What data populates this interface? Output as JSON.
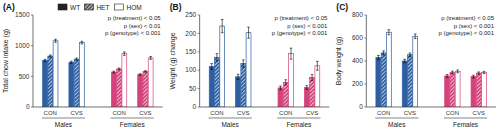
{
  "chart_data": [
    {
      "type": "bar",
      "title": "(A)",
      "ylabel": "Total chow intake (g)",
      "categories": [
        "CON",
        "CVS",
        "CON",
        "CVS"
      ],
      "group_labels": [
        "Males",
        "Females"
      ],
      "series": [
        {
          "name": "WT",
          "color": "#222222",
          "colors": [
            "#2e5fa3",
            "#2e5fa3",
            "#d4427b",
            "#d4427b"
          ],
          "values": [
            760,
            730,
            570,
            530
          ],
          "errors": [
            18,
            18,
            15,
            12
          ]
        },
        {
          "name": "HET",
          "color": "#555555",
          "colors": [
            "#2e5fa3",
            "#2e5fa3",
            "#d4427b",
            "#d4427b"
          ],
          "values": [
            830,
            780,
            620,
            580
          ],
          "errors": [
            18,
            18,
            15,
            12
          ]
        },
        {
          "name": "HOM",
          "color": "white",
          "colors": [
            "#2e5fa3",
            "#2e5fa3",
            "#d4427b",
            "#d4427b"
          ],
          "values": [
            1080,
            1050,
            870,
            800
          ],
          "errors": [
            25,
            22,
            28,
            22
          ]
        }
      ],
      "ylim": [
        0,
        1500
      ],
      "yticks": [
        0,
        500,
        1000,
        1500
      ],
      "annotations": [
        "p (treatment) < 0.05",
        "p (sex) < 0.01",
        "p (genotype) < 0.001"
      ],
      "legend": "upper center",
      "grid": false
    },
    {
      "type": "bar",
      "title": "(B)",
      "ylabel": "Weight (g) change",
      "categories": [
        "CON",
        "CVS",
        "CON",
        "CVS"
      ],
      "group_labels": [
        "Males",
        "Females"
      ],
      "series": [
        {
          "colors": [
            "#2e5fa3",
            "#2e5fa3",
            "#d4427b",
            "#d4427b"
          ],
          "values": [
            110,
            82,
            52,
            53
          ],
          "errors": [
            8,
            7,
            5,
            5
          ]
        },
        {
          "colors": [
            "#2e5fa3",
            "#2e5fa3",
            "#d4427b",
            "#d4427b"
          ],
          "values": [
            135,
            118,
            67,
            80
          ],
          "errors": [
            10,
            10,
            7,
            8
          ]
        },
        {
          "colors": [
            "#2e5fa3",
            "#2e5fa3",
            "#d4427b",
            "#d4427b"
          ],
          "values": [
            220,
            202,
            145,
            112
          ],
          "errors": [
            18,
            15,
            15,
            12
          ]
        }
      ],
      "ylim": [
        0,
        250
      ],
      "yticks": [
        0,
        50,
        100,
        150,
        200,
        250
      ],
      "annotations": [
        "p (treatment) < 0.05",
        "p (sex) < 0.001",
        "p (genotype) < 0.001"
      ],
      "grid": false
    },
    {
      "type": "bar",
      "title": "(C)",
      "ylabel": "Body weight (g)",
      "categories": [
        "CON",
        "CVS",
        "CON",
        "CVS"
      ],
      "group_labels": [
        "Males",
        "Females"
      ],
      "series": [
        {
          "colors": [
            "#2e5fa3",
            "#2e5fa3",
            "#d4427b",
            "#d4427b"
          ],
          "values": [
            430,
            400,
            270,
            265
          ],
          "errors": [
            18,
            15,
            12,
            12
          ]
        },
        {
          "colors": [
            "#2e5fa3",
            "#2e5fa3",
            "#d4427b",
            "#d4427b"
          ],
          "values": [
            470,
            455,
            300,
            295
          ],
          "errors": [
            18,
            15,
            12,
            10
          ]
        },
        {
          "colors": [
            "#2e5fa3",
            "#2e5fa3",
            "#d4427b",
            "#d4427b"
          ],
          "values": [
            650,
            615,
            310,
            300
          ],
          "errors": [
            22,
            20,
            12,
            10
          ]
        }
      ],
      "ylim": [
        0,
        800
      ],
      "yticks": [
        0,
        200,
        400,
        600,
        800
      ],
      "annotations": [
        "p (treatment) < 0.05",
        "p (sex) < 0.001",
        "p (genotype) < 0.001"
      ],
      "grid": false
    }
  ]
}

TASK INSTRUCTIONS: Reproduce the listing word for word and omit its pictures.

THE OUTPUT:
What data populates this interface? Output as JSON.
{
  "chart_data": [
    {
      "type": "bar",
      "title": "(A)",
      "ylabel": "Total chow intake (g)",
      "categories": [
        "CON",
        "CVS",
        "CON",
        "CVS"
      ],
      "group_labels": [
        "Males",
        "Females"
      ],
      "series": [
        {
          "name": "WT",
          "color": "#222222",
          "colors": [
            "#2e5fa3",
            "#2e5fa3",
            "#d4427b",
            "#d4427b"
          ],
          "values": [
            760,
            730,
            570,
            530
          ],
          "errors": [
            18,
            18,
            15,
            12
          ]
        },
        {
          "name": "HET",
          "color": "#555555",
          "colors": [
            "#2e5fa3",
            "#2e5fa3",
            "#d4427b",
            "#d4427b"
          ],
          "values": [
            830,
            780,
            620,
            580
          ],
          "errors": [
            18,
            18,
            15,
            12
          ]
        },
        {
          "name": "HOM",
          "color": "white",
          "colors": [
            "#2e5fa3",
            "#2e5fa3",
            "#d4427b",
            "#d4427b"
          ],
          "values": [
            1080,
            1050,
            870,
            800
          ],
          "errors": [
            25,
            22,
            28,
            22
          ]
        }
      ],
      "ylim": [
        0,
        1500
      ],
      "yticks": [
        0,
        500,
        1000,
        1500
      ],
      "annotations": [
        "p (treatment) < 0.05",
        "p (sex) < 0.01",
        "p (genotype) < 0.001"
      ],
      "legend": "upper center",
      "grid": false
    },
    {
      "type": "bar",
      "title": "(B)",
      "ylabel": "Weight (g) change",
      "categories": [
        "CON",
        "CVS",
        "CON",
        "CVS"
      ],
      "group_labels": [
        "Males",
        "Females"
      ],
      "series": [
        {
          "colors": [
            "#2e5fa3",
            "#2e5fa3",
            "#d4427b",
            "#d4427b"
          ],
          "values": [
            110,
            82,
            52,
            53
          ],
          "errors": [
            8,
            7,
            5,
            5
          ]
        },
        {
          "colors": [
            "#2e5fa3",
            "#2e5fa3",
            "#d4427b",
            "#d4427b"
          ],
          "values": [
            135,
            118,
            67,
            80
          ],
          "errors": [
            10,
            10,
            7,
            8
          ]
        },
        {
          "colors": [
            "#2e5fa3",
            "#2e5fa3",
            "#d4427b",
            "#d4427b"
          ],
          "values": [
            220,
            202,
            145,
            112
          ],
          "errors": [
            18,
            15,
            15,
            12
          ]
        }
      ],
      "ylim": [
        0,
        250
      ],
      "yticks": [
        0,
        50,
        100,
        150,
        200,
        250
      ],
      "annotations": [
        "p (treatment) < 0.05",
        "p (sex) < 0.001",
        "p (genotype) < 0.001"
      ],
      "grid": false
    },
    {
      "type": "bar",
      "title": "(C)",
      "ylabel": "Body weight (g)",
      "categories": [
        "CON",
        "CVS",
        "CON",
        "CVS"
      ],
      "group_labels": [
        "Males",
        "Females"
      ],
      "series": [
        {
          "colors": [
            "#2e5fa3",
            "#2e5fa3",
            "#d4427b",
            "#d4427b"
          ],
          "values": [
            430,
            400,
            270,
            265
          ],
          "errors": [
            18,
            15,
            12,
            12
          ]
        },
        {
          "colors": [
            "#2e5fa3",
            "#2e5fa3",
            "#d4427b",
            "#d4427b"
          ],
          "values": [
            470,
            455,
            300,
            295
          ],
          "errors": [
            18,
            15,
            12,
            10
          ]
        },
        {
          "colors": [
            "#2e5fa3",
            "#2e5fa3",
            "#d4427b",
            "#d4427b"
          ],
          "values": [
            650,
            615,
            310,
            300
          ],
          "errors": [
            22,
            20,
            12,
            10
          ]
        }
      ],
      "ylim": [
        0,
        800
      ],
      "yticks": [
        0,
        200,
        400,
        600,
        800
      ],
      "annotations": [
        "p (treatment) < 0.05",
        "p (sex) < 0.001",
        "p (genotype) < 0.001"
      ],
      "grid": false
    }
  ]
}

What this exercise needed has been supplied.